▶ WHAT TO WORK ON
Line count for "Santiago": tally the lines of the records below that contain it, and give only that number.

▶ Source records
══════
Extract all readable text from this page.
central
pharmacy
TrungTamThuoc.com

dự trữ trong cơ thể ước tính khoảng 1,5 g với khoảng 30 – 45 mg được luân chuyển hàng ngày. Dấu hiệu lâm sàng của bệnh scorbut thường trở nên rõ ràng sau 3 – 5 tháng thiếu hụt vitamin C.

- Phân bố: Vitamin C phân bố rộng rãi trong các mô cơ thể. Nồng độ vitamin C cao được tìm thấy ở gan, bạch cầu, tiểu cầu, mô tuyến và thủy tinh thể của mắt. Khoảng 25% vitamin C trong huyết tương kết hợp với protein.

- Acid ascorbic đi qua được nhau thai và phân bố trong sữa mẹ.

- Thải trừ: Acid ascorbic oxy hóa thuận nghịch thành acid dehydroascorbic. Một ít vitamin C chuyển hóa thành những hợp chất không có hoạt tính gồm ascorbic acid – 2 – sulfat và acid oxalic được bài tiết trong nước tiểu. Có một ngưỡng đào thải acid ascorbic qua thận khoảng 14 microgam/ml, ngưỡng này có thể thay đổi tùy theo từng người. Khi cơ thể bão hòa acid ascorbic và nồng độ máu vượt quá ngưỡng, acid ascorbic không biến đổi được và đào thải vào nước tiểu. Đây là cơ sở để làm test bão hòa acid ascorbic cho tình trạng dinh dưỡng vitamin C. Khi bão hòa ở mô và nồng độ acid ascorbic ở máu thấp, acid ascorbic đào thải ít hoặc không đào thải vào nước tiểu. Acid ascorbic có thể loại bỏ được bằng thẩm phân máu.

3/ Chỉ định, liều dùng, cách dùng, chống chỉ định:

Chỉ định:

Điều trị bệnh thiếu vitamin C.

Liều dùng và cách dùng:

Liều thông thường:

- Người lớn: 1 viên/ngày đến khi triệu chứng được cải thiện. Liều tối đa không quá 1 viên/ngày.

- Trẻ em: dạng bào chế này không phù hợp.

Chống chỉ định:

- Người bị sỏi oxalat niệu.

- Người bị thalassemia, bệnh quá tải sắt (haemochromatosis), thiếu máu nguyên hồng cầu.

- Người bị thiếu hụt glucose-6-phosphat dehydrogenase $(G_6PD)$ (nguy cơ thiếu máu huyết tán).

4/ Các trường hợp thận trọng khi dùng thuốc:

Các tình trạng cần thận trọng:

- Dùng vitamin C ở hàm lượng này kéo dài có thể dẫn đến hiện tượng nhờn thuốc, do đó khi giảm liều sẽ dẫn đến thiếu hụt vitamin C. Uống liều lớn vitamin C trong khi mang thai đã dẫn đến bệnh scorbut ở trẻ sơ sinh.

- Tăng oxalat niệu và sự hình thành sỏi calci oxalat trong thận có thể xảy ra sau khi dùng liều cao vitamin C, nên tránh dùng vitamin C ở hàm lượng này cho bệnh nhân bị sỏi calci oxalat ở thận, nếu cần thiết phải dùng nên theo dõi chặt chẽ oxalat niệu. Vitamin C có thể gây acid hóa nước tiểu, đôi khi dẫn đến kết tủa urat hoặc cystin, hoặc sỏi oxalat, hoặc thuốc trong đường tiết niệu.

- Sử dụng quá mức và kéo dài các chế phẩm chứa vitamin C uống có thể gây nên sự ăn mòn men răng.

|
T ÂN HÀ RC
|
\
══════
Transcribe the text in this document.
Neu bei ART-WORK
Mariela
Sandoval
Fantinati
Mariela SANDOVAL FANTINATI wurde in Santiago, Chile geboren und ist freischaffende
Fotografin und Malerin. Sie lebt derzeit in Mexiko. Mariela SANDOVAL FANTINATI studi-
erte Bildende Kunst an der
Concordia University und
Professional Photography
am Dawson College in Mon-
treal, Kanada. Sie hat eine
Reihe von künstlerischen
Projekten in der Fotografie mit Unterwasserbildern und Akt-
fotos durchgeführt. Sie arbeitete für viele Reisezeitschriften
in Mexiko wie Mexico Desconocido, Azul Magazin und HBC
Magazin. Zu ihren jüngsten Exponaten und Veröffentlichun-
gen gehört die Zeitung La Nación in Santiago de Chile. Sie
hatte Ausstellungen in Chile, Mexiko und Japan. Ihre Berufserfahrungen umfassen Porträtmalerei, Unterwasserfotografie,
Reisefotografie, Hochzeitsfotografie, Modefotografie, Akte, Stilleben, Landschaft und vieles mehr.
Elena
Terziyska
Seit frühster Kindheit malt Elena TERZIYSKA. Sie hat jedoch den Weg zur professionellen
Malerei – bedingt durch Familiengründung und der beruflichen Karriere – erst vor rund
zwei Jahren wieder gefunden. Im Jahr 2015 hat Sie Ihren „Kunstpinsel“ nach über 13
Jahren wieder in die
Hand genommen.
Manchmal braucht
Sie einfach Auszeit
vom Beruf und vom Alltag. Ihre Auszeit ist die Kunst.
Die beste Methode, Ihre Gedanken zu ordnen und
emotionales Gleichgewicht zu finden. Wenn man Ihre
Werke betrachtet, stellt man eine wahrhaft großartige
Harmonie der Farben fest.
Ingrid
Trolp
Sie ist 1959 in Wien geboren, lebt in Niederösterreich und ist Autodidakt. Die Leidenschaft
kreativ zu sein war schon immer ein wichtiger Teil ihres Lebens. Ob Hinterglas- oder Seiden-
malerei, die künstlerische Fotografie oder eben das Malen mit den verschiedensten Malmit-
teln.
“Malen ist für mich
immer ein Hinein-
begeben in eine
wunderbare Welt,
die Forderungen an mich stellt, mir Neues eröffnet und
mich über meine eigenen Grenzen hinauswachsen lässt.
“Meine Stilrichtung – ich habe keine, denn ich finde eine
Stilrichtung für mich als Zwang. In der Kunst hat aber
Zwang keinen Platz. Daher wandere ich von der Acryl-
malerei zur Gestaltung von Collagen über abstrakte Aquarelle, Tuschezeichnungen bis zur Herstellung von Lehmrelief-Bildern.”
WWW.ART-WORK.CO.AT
══════
▶ THE ANSWER
2